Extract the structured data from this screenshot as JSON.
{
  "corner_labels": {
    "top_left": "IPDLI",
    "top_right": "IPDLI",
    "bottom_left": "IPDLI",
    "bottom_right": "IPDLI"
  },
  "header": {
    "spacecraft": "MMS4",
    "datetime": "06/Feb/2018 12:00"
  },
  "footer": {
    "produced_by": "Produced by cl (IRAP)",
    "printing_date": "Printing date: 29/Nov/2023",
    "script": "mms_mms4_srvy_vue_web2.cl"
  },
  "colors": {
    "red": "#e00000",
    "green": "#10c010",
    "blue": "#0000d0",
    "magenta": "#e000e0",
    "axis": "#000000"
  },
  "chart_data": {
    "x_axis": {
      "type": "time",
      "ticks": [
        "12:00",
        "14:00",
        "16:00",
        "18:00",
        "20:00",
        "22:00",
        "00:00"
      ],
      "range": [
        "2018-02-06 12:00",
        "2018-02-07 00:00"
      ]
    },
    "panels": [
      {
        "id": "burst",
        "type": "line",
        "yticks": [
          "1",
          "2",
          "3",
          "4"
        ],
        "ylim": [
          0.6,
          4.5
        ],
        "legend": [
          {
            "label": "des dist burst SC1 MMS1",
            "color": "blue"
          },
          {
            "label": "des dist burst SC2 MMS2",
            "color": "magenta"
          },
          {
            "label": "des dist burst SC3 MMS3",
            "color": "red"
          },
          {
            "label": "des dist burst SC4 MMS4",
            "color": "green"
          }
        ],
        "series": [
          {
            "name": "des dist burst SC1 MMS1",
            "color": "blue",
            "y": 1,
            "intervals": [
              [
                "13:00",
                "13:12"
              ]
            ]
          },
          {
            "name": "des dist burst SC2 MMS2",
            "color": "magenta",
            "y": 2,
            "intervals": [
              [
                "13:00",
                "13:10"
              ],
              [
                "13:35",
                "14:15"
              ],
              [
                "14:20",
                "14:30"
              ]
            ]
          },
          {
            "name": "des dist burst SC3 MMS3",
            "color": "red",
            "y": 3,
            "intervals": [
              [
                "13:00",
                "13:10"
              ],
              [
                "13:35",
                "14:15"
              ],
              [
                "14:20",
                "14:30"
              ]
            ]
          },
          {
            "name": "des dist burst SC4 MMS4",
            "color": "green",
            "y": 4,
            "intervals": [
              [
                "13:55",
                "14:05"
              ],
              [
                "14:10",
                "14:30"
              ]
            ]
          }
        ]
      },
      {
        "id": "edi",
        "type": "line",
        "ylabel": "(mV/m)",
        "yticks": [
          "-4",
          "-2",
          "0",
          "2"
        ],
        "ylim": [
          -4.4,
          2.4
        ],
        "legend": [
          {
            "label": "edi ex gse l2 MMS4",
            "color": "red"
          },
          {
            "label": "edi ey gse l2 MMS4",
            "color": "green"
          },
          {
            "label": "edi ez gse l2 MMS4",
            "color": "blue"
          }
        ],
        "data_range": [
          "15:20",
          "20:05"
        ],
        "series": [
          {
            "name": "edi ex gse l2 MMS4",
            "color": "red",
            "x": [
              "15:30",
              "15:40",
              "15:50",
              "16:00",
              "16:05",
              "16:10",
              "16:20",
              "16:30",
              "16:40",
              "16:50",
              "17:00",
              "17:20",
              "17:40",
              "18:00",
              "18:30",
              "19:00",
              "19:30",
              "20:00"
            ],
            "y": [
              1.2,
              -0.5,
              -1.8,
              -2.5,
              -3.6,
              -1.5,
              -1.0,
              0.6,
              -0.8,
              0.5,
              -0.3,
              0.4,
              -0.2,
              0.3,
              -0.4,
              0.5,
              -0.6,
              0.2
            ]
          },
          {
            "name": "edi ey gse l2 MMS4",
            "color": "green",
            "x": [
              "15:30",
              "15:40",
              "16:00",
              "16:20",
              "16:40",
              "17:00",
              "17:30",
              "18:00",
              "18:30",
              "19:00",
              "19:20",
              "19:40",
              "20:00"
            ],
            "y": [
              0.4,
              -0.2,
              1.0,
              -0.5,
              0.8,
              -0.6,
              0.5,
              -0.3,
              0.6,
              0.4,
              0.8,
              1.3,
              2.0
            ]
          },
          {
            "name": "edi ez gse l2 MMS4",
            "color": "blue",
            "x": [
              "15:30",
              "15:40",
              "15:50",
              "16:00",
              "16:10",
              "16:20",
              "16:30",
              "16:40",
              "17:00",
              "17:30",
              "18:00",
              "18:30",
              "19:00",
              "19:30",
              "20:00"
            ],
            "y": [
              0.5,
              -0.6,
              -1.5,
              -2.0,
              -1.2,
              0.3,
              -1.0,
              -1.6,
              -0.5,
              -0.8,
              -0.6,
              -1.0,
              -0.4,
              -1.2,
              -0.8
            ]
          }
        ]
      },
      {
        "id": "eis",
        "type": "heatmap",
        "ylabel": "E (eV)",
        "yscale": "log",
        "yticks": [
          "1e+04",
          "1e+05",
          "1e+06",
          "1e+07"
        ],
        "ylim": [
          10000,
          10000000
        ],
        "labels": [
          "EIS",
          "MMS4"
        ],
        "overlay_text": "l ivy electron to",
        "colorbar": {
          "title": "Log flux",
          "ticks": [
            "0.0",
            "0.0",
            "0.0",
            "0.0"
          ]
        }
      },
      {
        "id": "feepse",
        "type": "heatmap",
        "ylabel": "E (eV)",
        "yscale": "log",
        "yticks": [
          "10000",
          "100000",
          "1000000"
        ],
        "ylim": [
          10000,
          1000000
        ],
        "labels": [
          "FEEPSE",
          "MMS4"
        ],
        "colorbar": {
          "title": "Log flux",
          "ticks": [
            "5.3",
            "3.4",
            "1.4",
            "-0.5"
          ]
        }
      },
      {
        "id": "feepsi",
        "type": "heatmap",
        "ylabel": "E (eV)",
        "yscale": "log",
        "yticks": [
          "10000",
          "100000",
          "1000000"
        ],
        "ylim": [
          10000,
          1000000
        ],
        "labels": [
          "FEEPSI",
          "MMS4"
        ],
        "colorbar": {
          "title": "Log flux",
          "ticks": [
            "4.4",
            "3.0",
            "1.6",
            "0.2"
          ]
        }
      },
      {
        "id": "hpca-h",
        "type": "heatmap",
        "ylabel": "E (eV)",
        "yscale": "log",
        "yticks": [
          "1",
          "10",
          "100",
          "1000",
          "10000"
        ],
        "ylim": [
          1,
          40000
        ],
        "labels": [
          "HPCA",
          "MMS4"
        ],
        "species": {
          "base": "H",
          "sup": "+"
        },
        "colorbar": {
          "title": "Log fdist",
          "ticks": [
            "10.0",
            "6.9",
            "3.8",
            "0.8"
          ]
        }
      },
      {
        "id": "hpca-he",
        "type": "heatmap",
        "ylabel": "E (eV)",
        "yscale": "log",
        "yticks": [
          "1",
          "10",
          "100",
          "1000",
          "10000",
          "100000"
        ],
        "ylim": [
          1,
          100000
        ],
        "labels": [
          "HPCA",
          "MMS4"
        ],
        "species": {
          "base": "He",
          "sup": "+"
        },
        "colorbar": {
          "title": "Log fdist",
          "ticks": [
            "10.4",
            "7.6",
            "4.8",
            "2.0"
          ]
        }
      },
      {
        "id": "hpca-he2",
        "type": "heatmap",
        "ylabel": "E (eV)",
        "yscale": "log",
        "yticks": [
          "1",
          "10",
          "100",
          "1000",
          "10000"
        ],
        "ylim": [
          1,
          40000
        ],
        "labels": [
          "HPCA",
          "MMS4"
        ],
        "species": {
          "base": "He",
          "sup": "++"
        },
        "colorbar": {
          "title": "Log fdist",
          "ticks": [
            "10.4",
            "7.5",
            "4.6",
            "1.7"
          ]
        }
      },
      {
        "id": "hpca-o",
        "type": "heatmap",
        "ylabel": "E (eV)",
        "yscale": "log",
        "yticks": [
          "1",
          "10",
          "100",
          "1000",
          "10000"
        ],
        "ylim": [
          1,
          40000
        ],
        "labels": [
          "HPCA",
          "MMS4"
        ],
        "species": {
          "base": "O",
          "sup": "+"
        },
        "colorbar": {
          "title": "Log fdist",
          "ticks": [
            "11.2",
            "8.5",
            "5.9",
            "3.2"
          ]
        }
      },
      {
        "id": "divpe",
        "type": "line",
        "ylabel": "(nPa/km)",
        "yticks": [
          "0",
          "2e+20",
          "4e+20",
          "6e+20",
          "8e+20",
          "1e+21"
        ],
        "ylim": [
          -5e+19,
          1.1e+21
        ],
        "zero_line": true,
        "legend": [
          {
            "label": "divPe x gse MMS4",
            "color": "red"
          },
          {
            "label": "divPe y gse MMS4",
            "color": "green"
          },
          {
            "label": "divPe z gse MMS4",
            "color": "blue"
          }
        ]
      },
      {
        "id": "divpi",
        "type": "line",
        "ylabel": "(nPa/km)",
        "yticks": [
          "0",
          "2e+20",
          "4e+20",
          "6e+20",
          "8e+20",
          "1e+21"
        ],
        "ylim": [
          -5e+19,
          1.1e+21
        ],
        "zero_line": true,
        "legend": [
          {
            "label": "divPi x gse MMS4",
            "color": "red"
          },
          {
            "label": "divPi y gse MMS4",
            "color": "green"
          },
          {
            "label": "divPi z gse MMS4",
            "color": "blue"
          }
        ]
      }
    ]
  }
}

____________

### TASK TO COMPLETE
Identify each line in the records above that contains the word "magenta", and copy it out in full.

### FULL ANSWER
    "magenta": "#e000e0",
            "color": "magenta"
            "color": "magenta",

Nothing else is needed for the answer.